• [PROBLEM]:
Copy out all lines carrying the word "content".

• [DATA ENTRIES]:
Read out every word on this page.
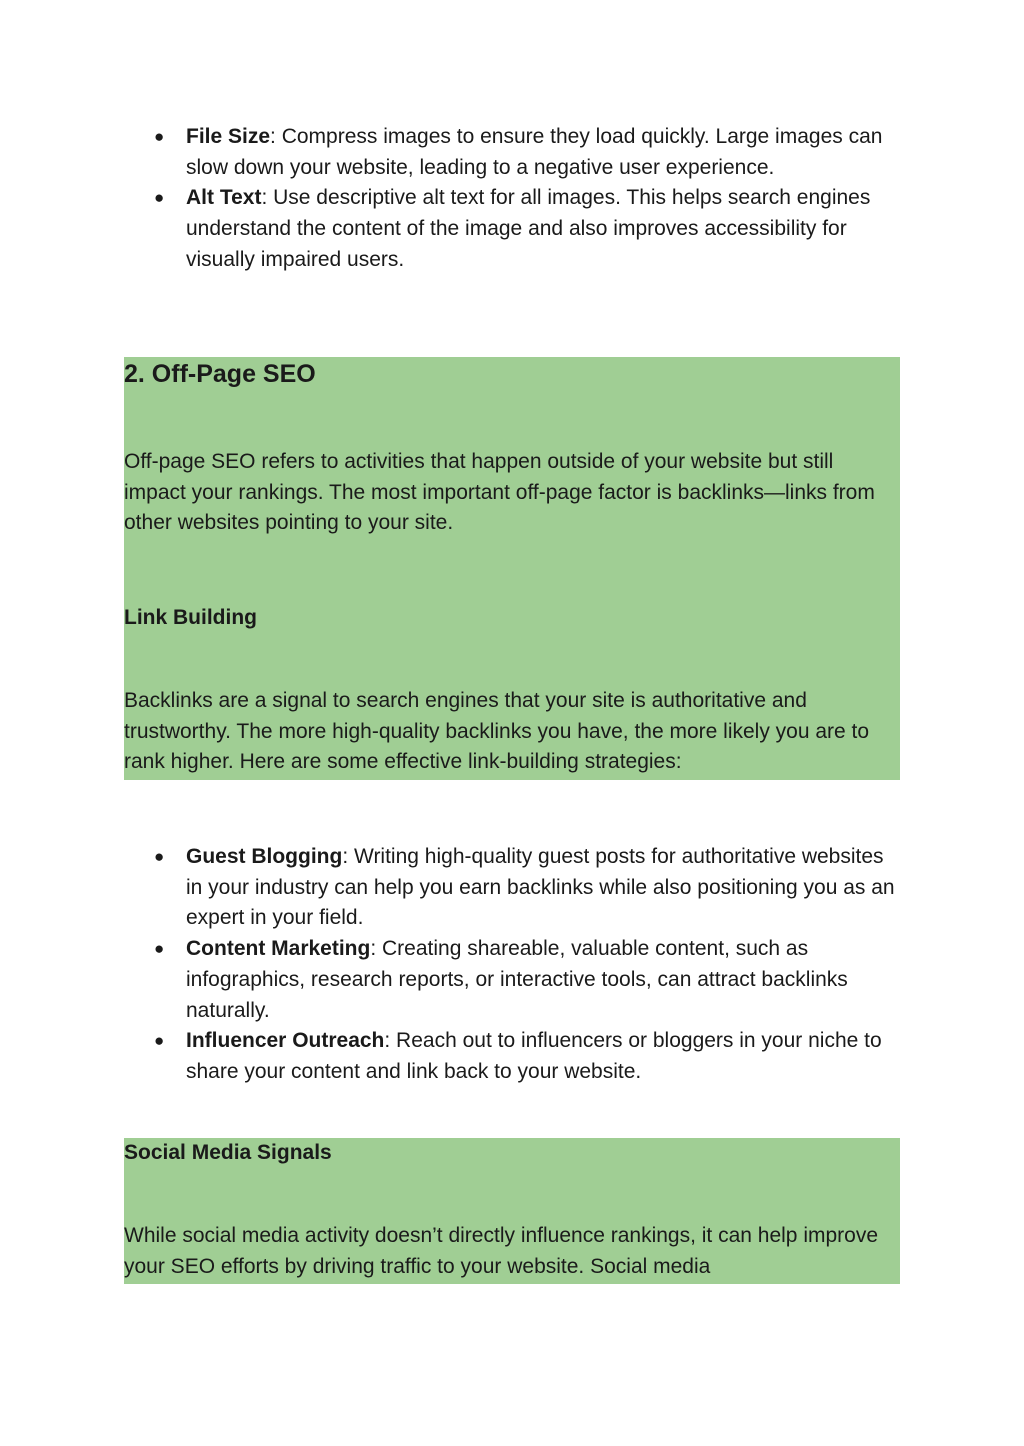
● File Size: Compress images to ensure they load quickly. Large images can slow down your website, leading to a negative user experience.
● Alt Text: Use descriptive alt text for all images. This helps search engines understand the content of the image and also improves accessibility for visually impaired users.
2. Off-Page SEO

Off-page SEO refers to activities that happen outside of your website but still impact your rankings. The most important off-page factor is backlinks—links from other websites pointing to your site.

Link Building

Backlinks are a signal to search engines that your site is authoritative and trustworthy. The more high-quality backlinks you have, the more likely you are to rank higher. Here are some effective link-building strategies:

● Guest Blogging: Writing high-quality guest posts for authoritative websites in your industry can help you earn backlinks while also positioning you as an expert in your field.
● Content Marketing: Creating shareable, valuable content, such as infographics, research reports, or interactive tools, can attract backlinks naturally.
● Influencer Outreach: Reach out to influencers or bloggers in your niche to share your content and link back to your website.
Social Media Signals

While social media activity doesn’t directly influence rankings, it can help improve your SEO efforts by driving traffic to your website. Social media
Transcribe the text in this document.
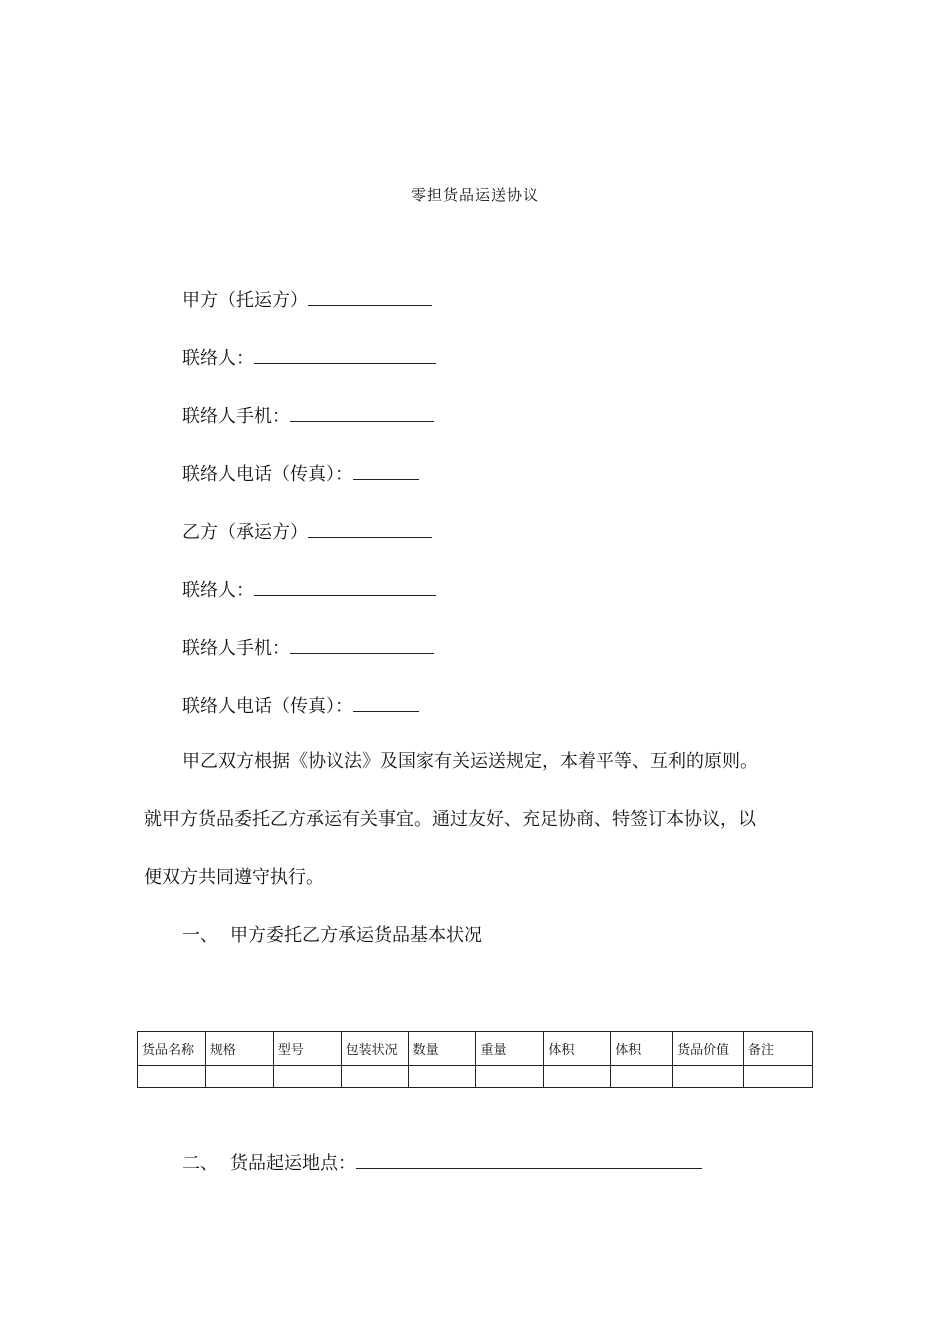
零担货品运送协议
甲方（托运方）
联络人：
联络人手机：
联络人电话（传真）：
乙方（承运方）
联络人：
联络人手机：
联络人电话（传真）：
甲乙双方根据《协议法》及国家有关运送规定，本着平等、互利的原则。
就甲方货品委托乙方承运有关事宜。通过友好、充足协商、特签订本协议，以
便双方共同遵守执行。
一、 甲方委托乙方承运货品基本状况
货品名称	规格	型号	包装状况	数量	重量	体积	体积	货品价值	备注

二、 货品起运地点：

• [IN RESPONSE]:
● Alt Text: Use descriptive alt text for all images. This helps search engines understand the content of the image and also improves accessibility for visually impaired users.
● Content Marketing: Creating shareable, valuable content, such as infographics, research reports, or interactive tools, can attract backlinks naturally.
● Influencer Outreach: Reach out to influencers or bloggers in your niche to share your content and link back to your website.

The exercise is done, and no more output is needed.